- [Exercise instructions]:
Write the data out again exactly, with no pictures.

- [Provided records]:
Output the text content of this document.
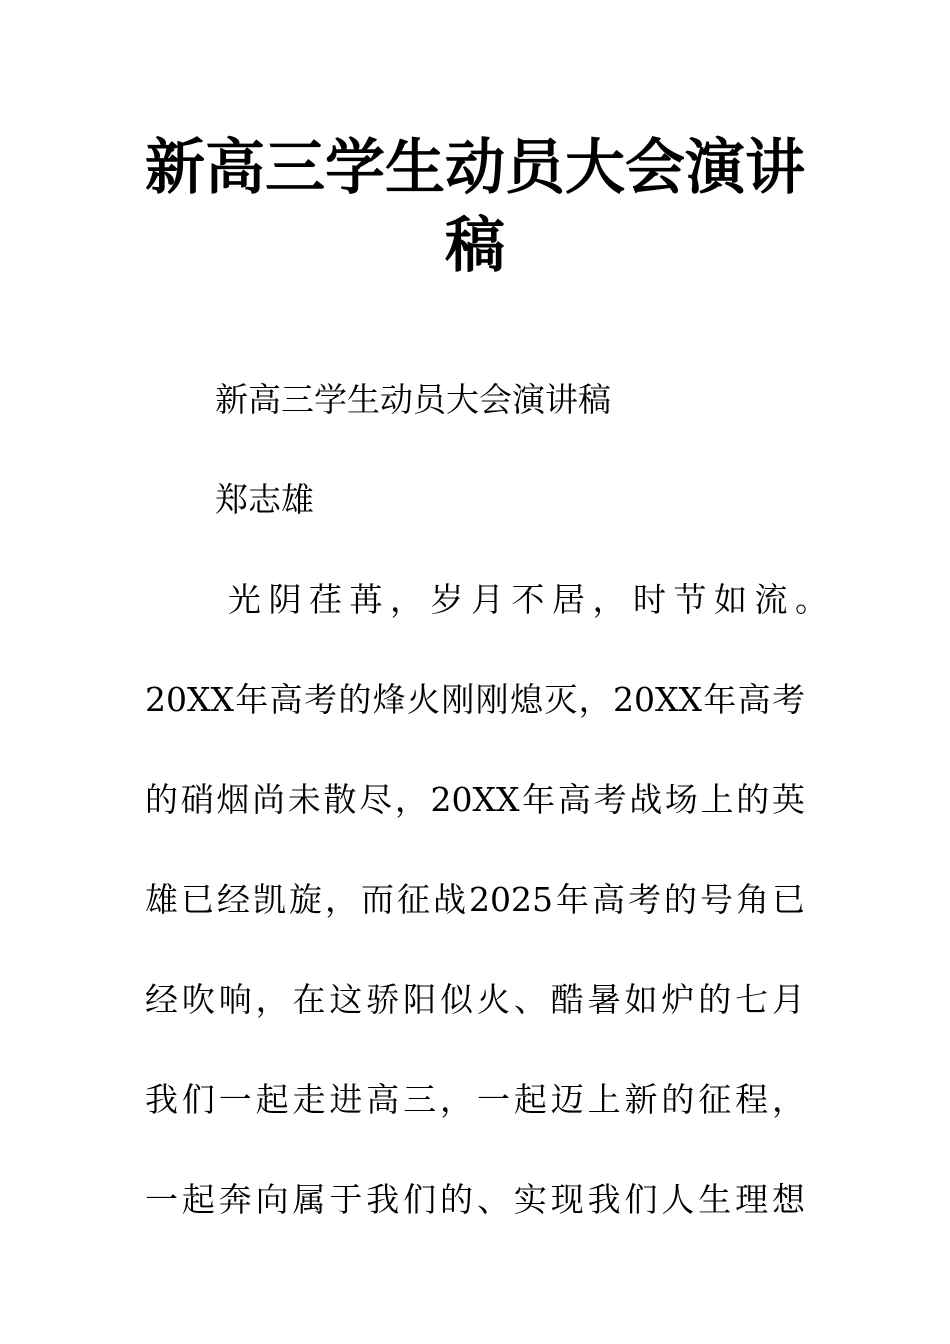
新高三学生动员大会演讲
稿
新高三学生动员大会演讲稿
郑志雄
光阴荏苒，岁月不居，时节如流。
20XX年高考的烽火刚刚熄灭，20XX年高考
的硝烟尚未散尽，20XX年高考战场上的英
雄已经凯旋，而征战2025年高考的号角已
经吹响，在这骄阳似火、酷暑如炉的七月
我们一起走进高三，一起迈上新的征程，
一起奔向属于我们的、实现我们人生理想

- [Task solution]:
Output the text content of this document.
新高三学生动员大会演讲
稿
新高三学生动员大会演讲稿
郑志雄
光阴荏苒，岁月不居，时节如流。
20XX年高考的烽火刚刚熄灭，20XX年高考
的硝烟尚未散尽，20XX年高考战场上的英
雄已经凯旋，而征战2025年高考的号角已
经吹响，在这骄阳似火、酷暑如炉的七月
我们一起走进高三，一起迈上新的征程，
一起奔向属于我们的、实现我们人生理想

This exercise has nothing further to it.